## begin

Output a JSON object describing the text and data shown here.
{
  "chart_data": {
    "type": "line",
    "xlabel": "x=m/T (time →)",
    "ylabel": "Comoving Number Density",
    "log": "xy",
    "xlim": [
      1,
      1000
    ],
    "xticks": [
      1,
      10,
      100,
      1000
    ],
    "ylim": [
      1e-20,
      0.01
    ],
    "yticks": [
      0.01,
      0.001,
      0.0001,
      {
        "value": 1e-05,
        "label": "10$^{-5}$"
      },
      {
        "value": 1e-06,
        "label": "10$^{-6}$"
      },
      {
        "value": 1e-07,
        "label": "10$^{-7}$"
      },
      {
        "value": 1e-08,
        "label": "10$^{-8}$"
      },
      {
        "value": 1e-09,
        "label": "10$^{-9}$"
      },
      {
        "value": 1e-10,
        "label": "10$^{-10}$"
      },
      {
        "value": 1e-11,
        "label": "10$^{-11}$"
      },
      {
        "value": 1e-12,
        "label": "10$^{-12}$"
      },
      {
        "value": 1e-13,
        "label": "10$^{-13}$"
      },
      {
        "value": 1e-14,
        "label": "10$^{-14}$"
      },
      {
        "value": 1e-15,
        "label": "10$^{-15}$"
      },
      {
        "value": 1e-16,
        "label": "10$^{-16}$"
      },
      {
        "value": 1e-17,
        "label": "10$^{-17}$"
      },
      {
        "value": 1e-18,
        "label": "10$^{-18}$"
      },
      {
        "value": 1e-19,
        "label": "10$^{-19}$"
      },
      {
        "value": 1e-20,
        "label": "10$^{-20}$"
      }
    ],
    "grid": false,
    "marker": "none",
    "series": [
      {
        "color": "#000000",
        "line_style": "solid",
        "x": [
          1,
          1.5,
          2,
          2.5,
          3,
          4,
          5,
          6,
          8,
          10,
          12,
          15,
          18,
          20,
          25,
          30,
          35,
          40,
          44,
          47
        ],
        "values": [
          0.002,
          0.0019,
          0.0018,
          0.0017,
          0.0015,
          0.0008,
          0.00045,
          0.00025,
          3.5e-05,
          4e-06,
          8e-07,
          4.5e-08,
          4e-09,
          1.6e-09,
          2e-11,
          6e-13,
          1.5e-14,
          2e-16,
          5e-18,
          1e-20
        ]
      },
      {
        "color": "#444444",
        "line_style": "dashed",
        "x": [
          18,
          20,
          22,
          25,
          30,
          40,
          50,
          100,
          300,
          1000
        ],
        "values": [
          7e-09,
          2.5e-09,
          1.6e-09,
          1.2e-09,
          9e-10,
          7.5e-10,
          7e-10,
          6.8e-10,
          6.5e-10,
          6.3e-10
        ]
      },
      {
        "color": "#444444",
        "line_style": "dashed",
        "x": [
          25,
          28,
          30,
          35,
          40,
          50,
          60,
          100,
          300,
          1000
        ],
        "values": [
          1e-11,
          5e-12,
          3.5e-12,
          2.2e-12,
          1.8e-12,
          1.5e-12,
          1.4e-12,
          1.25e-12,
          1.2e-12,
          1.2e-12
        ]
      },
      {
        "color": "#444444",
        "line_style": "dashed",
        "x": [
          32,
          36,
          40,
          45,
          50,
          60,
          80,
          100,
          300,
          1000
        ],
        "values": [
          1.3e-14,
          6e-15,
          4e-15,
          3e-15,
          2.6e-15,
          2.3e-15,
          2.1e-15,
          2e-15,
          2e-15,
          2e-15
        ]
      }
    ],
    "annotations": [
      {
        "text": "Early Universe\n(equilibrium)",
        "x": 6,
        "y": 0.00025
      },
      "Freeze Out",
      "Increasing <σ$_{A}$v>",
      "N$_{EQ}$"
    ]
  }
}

## end

__Work instructions__. Copy each line above containing the string "text".

__Correct output__.
Output a JSON object describing the text and data shown here.
        "text": "Early Universe\n(equilibrium)",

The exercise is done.